━━━━━ DOKUMENT ━━━━━

Unsere Räder rollen auch auf Schotter gut 
Und keine Sorge, die Federelemente kommen im Laufe der tour noch gebührend zum Einsatz.


----------



## TitusLE (12. Dezember 2017)

Grainau als Startort, Hotel Nuss, das lässt mich an einen Veranstalter denken. Dort bin ich auch schon gestartet. Sehr ge...nialen Kuchen haben die dort.
Bin schon gespannt auf die restliche Tour. Ich bin im letzten Jahr auch zum Comer See geradelt. Allerdings von St. Anton aus. Die Schweiz kann schon was.


----------



## cschaeff (12. Dezember 2017)

TAG 2: Karres - Ischgl

Die Unterkunft Hotel Traube verdient ein großes Lob: Saubere, geräumige Zimmer und sehr leckeres Essen aus eigener landwirtschaftlicher Produktion. Einzig die Stechmücken, die nahezu jeden unserer Gruppe nachts heimsuchten, waren etwas nervig. Aber so ist es halt im Tal mit Viehzeug in der Nähe...

Bei schöner Morgenstimmung starten wir Richtung Inn.

━━━━━ DATENLISTE ━━━━━

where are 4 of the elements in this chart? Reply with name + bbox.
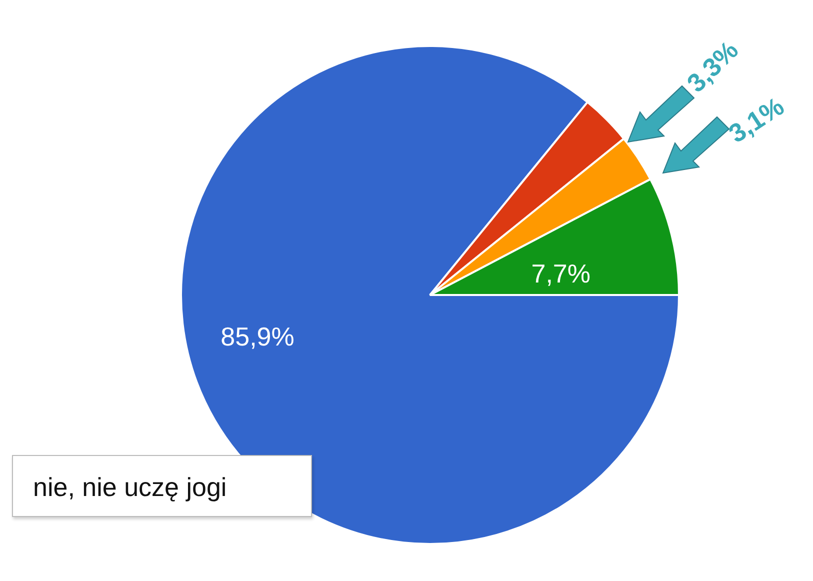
slice-label: nie, nie uczę jogi [12,455,312,517]
data-label: 7,7% [531,258,591,288]
data-label: 3,1% [723,91,790,149]
data-label: 85,9% [220,322,294,352]
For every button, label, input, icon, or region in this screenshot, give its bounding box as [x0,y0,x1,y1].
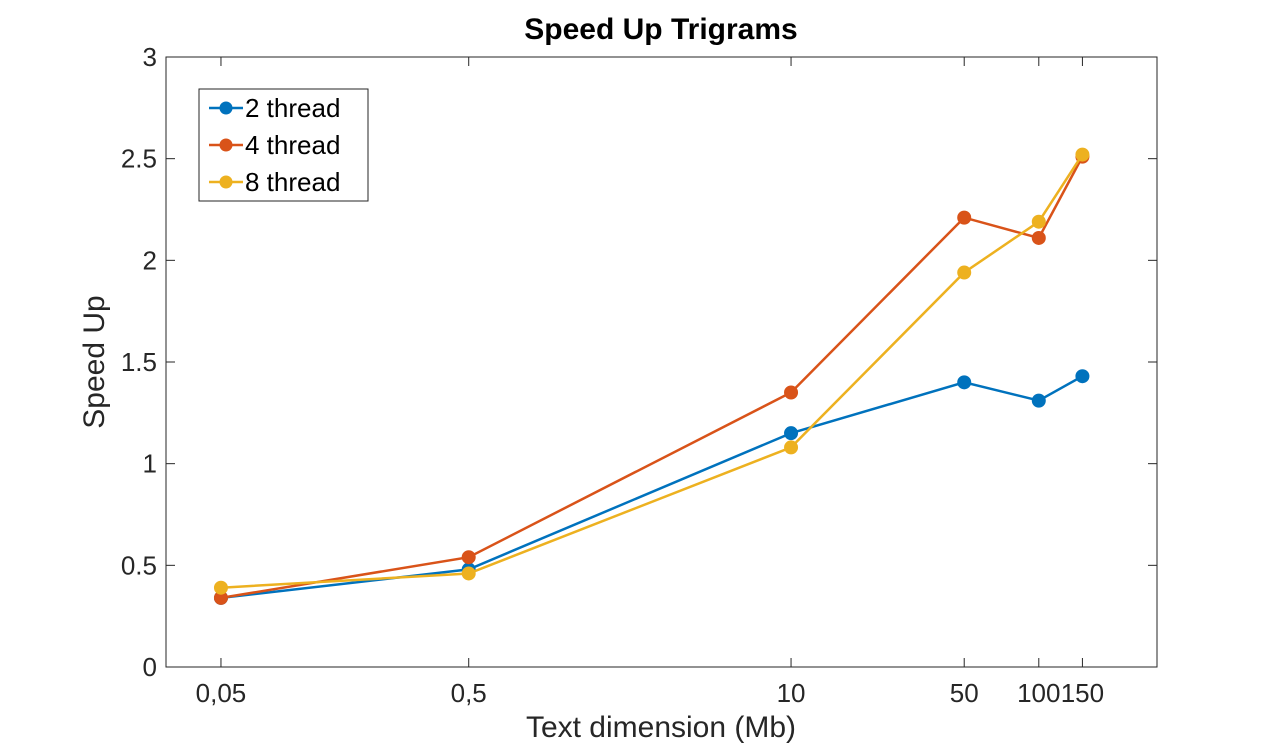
y-axis-label: Speed Up [78,295,111,428]
data-point [461,566,476,581]
data-point [461,550,476,565]
series-line [220,375,1084,600]
y-tick-label: 0.5 [121,550,157,580]
y-tick-label: 0 [143,652,157,682]
data-point [957,210,972,225]
x-tick-label: 150 [1061,678,1104,708]
data-point [957,375,972,390]
data-point [1031,230,1046,245]
series-line [220,156,1084,600]
x-axis-label: Text dimension (Mb) [526,711,796,744]
x-tick-label: 100 [1017,678,1060,708]
data-point [784,385,799,400]
series-layer [213,147,1090,605]
legend-marker [219,175,233,189]
data-point [957,265,972,280]
series-8-thread [213,147,1090,595]
chart-title: Speed Up Trigrams [524,13,797,46]
x-tick-label: 0,05 [196,678,247,708]
data-point [213,580,228,595]
data-point [1031,214,1046,229]
y-tick-label: 2 [143,245,157,275]
y-axis: 0 0.5 1 1.5 2 2.5 3 [121,42,1157,682]
data-point [1075,147,1090,162]
y-tick-label: 2.5 [121,144,157,174]
data-point [784,440,799,455]
legend-label: 4 thread [245,130,340,160]
series-line [220,153,1084,589]
data-point [1031,393,1046,408]
y-tick-label: 3 [143,42,157,72]
x-tick-label: 50 [950,678,979,708]
legend-marker [219,138,233,152]
legend-label: 2 thread [245,93,340,123]
x-tick-label: 0,5 [451,678,487,708]
y-tick-label: 1 [143,449,157,479]
data-point [1075,369,1090,384]
legend-label: 8 thread [245,167,340,197]
data-point [784,426,799,441]
y-tick-label: 1.5 [121,347,157,377]
legend: 2 thread 4 thread 8 thread [198,88,369,202]
x-tick-label: 10 [777,678,806,708]
legend-marker [219,101,233,115]
x-axis: 0,05 0,5 10 50 100 150 [196,57,1104,708]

━━━━━

Benenne im Text über die Radtour „Stechmücken“ in „Mücken“ um und schreib dazu die Stelle von „Bin schon gespannt“ bis „wir Richtung Inn.“ neu auf.

Bin schon gespannt auf die restliche Tour. Ich bin im letzten Jahr auch zum Comer See geradelt. Allerdings von St. Anton aus. Die Schweiz kann schon was.


----------



## cschaeff (12. Dezember 2017)

TAG 2: Karres - Ischgl

Die Unterkunft Hotel Traube verdient ein großes Lob: Saubere, geräumige Zimmer und sehr leckeres Essen aus eigener landwirtschaftlicher Produktion. Einzig die Mücken, die nahezu jeden unserer Gruppe nachts heimsuchten, waren etwas nervig. Aber so ist es halt im Tal mit Viehzeug in der Nähe...

Bei schöner Morgenstimmung starten wir Richtung Inn.